— START OF PROVIDED ENTRIES —

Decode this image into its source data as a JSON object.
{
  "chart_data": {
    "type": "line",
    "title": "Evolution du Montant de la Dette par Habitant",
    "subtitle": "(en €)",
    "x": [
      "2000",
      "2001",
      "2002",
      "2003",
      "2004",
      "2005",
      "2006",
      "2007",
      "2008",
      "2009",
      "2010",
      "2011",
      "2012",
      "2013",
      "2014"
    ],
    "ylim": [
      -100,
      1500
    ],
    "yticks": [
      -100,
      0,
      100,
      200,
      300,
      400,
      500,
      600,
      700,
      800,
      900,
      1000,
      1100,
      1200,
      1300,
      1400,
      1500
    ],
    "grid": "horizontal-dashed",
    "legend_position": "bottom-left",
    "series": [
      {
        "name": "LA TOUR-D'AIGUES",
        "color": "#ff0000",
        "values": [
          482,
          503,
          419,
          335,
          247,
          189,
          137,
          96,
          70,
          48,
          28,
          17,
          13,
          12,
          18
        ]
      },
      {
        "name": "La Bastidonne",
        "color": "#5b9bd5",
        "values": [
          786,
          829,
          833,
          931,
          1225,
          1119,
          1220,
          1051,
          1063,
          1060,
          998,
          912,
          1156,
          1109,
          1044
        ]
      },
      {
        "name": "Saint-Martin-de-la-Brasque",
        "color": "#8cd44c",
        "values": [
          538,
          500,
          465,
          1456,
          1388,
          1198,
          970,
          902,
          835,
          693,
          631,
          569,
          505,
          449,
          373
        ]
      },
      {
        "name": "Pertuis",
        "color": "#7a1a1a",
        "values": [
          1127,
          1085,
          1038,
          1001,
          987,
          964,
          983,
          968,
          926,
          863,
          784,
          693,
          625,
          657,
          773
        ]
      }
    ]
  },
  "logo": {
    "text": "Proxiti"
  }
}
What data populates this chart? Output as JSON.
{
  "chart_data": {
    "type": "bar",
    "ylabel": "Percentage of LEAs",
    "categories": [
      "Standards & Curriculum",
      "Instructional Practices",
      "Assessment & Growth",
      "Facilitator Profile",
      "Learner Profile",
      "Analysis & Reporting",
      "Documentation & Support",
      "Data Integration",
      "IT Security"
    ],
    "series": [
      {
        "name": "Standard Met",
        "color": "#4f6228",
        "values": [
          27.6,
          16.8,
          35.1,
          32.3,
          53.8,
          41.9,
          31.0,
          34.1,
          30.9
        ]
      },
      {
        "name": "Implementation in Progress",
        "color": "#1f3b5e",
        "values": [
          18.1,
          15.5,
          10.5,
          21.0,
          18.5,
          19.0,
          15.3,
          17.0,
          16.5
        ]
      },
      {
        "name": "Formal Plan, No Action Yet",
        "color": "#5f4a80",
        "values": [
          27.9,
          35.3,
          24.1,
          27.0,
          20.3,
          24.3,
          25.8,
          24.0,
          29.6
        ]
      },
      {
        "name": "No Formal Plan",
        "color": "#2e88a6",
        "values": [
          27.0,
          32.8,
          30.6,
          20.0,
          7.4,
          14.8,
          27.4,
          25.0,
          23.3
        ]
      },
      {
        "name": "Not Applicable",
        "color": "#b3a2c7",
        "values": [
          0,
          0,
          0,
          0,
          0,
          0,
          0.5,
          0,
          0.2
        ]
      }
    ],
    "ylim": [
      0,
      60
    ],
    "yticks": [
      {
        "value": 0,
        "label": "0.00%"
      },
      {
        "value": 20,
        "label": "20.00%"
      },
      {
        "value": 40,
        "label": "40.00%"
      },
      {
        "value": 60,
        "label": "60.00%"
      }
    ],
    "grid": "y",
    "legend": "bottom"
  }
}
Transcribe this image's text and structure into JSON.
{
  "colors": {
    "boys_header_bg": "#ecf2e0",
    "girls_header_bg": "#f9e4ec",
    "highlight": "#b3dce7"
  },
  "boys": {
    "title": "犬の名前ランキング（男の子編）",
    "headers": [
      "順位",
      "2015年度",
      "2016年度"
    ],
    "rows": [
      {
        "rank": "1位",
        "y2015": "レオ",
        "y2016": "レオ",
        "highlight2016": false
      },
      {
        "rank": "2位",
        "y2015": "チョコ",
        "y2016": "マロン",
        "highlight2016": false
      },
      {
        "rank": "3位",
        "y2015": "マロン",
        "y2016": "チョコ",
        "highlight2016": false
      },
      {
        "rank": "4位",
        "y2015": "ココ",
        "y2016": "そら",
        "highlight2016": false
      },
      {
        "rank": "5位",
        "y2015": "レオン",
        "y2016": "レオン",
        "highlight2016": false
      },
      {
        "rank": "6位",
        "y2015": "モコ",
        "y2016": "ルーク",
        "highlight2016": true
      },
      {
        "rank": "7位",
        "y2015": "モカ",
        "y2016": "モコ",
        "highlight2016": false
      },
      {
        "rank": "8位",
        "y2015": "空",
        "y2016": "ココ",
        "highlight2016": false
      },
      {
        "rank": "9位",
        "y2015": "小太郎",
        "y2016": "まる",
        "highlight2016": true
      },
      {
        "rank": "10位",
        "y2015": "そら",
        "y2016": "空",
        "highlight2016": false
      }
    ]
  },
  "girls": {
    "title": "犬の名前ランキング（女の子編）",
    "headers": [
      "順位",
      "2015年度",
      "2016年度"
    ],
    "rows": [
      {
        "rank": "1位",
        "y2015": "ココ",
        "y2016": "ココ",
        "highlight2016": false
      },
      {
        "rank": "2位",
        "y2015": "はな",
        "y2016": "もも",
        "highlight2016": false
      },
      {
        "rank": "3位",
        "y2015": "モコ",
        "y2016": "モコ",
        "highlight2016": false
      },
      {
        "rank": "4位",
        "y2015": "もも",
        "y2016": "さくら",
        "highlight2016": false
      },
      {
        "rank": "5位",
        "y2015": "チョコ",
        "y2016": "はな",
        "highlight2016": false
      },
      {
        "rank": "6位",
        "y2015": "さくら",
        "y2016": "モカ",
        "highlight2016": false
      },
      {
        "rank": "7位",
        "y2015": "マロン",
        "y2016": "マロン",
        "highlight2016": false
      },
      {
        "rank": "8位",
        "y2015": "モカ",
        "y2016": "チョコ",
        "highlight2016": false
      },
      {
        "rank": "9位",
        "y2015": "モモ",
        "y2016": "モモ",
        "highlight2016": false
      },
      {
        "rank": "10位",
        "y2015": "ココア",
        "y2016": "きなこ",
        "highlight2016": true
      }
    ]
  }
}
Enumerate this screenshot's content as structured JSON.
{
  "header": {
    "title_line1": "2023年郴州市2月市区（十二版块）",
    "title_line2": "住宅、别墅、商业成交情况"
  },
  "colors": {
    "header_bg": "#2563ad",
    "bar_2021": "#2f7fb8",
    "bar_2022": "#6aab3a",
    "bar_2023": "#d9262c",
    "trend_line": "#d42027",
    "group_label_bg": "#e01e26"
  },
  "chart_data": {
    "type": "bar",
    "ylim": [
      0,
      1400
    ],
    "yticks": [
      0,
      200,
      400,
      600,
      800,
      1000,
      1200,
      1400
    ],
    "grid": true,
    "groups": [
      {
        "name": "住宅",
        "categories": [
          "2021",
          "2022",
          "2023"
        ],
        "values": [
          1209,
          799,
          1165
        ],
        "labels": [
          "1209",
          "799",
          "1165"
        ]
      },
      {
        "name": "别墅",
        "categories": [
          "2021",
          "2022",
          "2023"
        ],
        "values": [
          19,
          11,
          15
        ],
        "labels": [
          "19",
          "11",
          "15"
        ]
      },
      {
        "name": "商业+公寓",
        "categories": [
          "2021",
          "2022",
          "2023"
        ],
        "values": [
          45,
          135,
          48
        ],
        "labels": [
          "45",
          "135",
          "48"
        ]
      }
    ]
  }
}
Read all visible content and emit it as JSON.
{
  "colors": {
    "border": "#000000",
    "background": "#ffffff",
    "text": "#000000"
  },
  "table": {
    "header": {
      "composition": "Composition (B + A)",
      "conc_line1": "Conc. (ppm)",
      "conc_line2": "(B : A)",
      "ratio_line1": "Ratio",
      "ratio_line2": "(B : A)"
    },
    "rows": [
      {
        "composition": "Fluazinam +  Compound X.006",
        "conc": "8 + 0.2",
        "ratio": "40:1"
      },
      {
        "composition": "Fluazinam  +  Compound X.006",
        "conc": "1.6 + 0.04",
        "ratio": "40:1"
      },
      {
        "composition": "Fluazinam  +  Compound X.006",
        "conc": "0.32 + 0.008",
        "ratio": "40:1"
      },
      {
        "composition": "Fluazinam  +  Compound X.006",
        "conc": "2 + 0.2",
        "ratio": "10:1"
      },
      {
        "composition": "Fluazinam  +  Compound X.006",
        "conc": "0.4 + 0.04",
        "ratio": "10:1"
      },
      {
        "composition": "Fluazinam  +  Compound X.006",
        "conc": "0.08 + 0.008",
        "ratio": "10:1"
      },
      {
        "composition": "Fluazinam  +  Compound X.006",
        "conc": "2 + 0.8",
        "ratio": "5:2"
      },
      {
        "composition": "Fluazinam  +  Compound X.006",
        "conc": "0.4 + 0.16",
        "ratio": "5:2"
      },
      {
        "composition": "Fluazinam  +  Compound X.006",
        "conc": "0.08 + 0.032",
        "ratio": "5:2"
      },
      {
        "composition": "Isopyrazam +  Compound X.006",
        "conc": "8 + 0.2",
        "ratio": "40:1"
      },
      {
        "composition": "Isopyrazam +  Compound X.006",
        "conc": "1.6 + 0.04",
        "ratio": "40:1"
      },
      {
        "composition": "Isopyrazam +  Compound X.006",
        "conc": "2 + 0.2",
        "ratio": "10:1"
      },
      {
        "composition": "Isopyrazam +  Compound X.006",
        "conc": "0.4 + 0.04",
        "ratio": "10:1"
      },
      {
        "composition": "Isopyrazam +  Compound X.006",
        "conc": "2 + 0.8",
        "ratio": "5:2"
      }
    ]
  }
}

— END OF PROVIDED ENTRIES —

▶ OBJECTIVE
From the entries above, copy every line where the word "text" shows up.

▶ ANSWER FOR THIS EXERCISE
    "text": "Proxiti"
Transcribe this image's text and structure into JSON.
    "text": "#000000"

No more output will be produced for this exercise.